start

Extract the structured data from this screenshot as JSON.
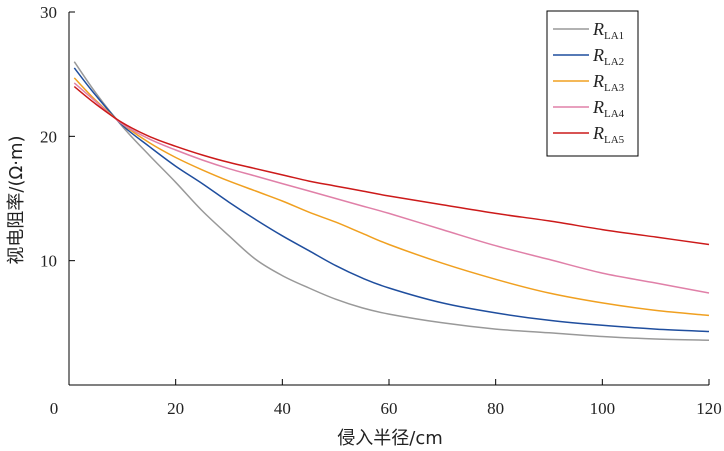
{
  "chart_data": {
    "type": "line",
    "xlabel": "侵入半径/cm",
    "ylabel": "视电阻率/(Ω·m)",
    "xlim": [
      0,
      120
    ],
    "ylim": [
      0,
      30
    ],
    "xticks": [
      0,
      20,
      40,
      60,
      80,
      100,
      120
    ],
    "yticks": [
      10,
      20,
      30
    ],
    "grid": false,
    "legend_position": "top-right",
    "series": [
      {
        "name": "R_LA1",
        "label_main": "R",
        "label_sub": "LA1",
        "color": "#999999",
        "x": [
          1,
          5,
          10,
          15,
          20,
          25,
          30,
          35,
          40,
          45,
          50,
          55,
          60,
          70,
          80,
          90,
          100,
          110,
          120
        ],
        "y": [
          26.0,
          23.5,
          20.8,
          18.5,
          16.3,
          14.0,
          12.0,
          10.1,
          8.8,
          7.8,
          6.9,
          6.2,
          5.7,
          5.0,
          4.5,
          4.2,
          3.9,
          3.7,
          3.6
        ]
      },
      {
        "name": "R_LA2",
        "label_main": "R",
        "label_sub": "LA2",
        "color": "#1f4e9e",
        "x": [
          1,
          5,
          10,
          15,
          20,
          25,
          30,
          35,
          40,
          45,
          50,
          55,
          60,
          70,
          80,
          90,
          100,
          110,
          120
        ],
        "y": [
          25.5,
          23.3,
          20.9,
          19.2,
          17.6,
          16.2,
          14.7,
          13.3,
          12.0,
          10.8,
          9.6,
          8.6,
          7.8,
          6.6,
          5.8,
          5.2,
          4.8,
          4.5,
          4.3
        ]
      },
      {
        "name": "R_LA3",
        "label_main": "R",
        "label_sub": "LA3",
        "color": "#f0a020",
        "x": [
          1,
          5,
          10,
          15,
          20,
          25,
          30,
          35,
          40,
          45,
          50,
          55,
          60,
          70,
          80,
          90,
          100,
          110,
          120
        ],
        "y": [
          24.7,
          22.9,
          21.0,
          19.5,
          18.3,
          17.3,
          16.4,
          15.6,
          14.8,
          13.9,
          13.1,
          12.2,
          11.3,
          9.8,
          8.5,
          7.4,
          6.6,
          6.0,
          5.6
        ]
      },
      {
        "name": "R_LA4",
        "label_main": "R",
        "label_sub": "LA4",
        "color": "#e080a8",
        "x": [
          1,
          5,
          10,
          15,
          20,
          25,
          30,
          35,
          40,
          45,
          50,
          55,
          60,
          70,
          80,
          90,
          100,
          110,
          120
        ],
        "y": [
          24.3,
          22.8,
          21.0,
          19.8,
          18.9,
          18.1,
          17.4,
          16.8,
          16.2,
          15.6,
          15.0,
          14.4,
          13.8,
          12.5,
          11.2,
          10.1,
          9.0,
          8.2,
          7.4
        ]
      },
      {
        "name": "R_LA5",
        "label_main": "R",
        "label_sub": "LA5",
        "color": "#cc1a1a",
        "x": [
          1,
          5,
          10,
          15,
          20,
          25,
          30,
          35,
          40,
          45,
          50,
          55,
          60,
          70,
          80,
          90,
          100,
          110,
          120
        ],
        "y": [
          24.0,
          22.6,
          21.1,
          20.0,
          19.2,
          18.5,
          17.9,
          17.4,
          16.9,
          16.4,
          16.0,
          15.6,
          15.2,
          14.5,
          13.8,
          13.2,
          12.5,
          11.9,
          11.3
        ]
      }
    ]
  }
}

end

◆ What the exercise asks: Write out the records above exactly as they stand, leaving out every picture.

◆ Exercise output:
Extract the structured data from this screenshot as JSON.
{
  "chart_data": {
    "type": "line",
    "xlabel": "侵入半径/cm",
    "ylabel": "视电阻率/(Ω·m)",
    "xlim": [
      0,
      120
    ],
    "ylim": [
      0,
      30
    ],
    "xticks": [
      0,
      20,
      40,
      60,
      80,
      100,
      120
    ],
    "yticks": [
      10,
      20,
      30
    ],
    "grid": false,
    "legend_position": "top-right",
    "series": [
      {
        "name": "R_LA1",
        "label_main": "R",
        "label_sub": "LA1",
        "color": "#999999",
        "x": [
          1,
          5,
          10,
          15,
          20,
          25,
          30,
          35,
          40,
          45,
          50,
          55,
          60,
          70,
          80,
          90,
          100,
          110,
          120
        ],
        "y": [
          26.0,
          23.5,
          20.8,
          18.5,
          16.3,
          14.0,
          12.0,
          10.1,
          8.8,
          7.8,
          6.9,
          6.2,
          5.7,
          5.0,
          4.5,
          4.2,
          3.9,
          3.7,
          3.6
        ]
      },
      {
        "name": "R_LA2",
        "label_main": "R",
        "label_sub": "LA2",
        "color": "#1f4e9e",
        "x": [
          1,
          5,
          10,
          15,
          20,
          25,
          30,
          35,
          40,
          45,
          50,
          55,
          60,
          70,
          80,
          90,
          100,
          110,
          120
        ],
        "y": [
          25.5,
          23.3,
          20.9,
          19.2,
          17.6,
          16.2,
          14.7,
          13.3,
          12.0,
          10.8,
          9.6,
          8.6,
          7.8,
          6.6,
          5.8,
          5.2,
          4.8,
          4.5,
          4.3
        ]
      },
      {
        "name": "R_LA3",
        "label_main": "R",
        "label_sub": "LA3",
        "color": "#f0a020",
        "x": [
          1,
          5,
          10,
          15,
          20,
          25,
          30,
          35,
          40,
          45,
          50,
          55,
          60,
          70,
          80,
          90,
          100,
          110,
          120
        ],
        "y": [
          24.7,
          22.9,
          21.0,
          19.5,
          18.3,
          17.3,
          16.4,
          15.6,
          14.8,
          13.9,
          13.1,
          12.2,
          11.3,
          9.8,
          8.5,
          7.4,
          6.6,
          6.0,
          5.6
        ]
      },
      {
        "name": "R_LA4",
        "label_main": "R",
        "label_sub": "LA4",
        "color": "#e080a8",
        "x": [
          1,
          5,
          10,
          15,
          20,
          25,
          30,
          35,
          40,
          45,
          50,
          55,
          60,
          70,
          80,
          90,
          100,
          110,
          120
        ],
        "y": [
          24.3,
          22.8,
          21.0,
          19.8,
          18.9,
          18.1,
          17.4,
          16.8,
          16.2,
          15.6,
          15.0,
          14.4,
          13.8,
          12.5,
          11.2,
          10.1,
          9.0,
          8.2,
          7.4
        ]
      },
      {
        "name": "R_LA5",
        "label_main": "R",
        "label_sub": "LA5",
        "color": "#cc1a1a",
        "x": [
          1,
          5,
          10,
          15,
          20,
          25,
          30,
          35,
          40,
          45,
          50,
          55,
          60,
          70,
          80,
          90,
          100,
          110,
          120
        ],
        "y": [
          24.0,
          22.6,
          21.1,
          20.0,
          19.2,
          18.5,
          17.9,
          17.4,
          16.9,
          16.4,
          16.0,
          15.6,
          15.2,
          14.5,
          13.8,
          13.2,
          12.5,
          11.9,
          11.3
        ]
      }
    ]
  }
}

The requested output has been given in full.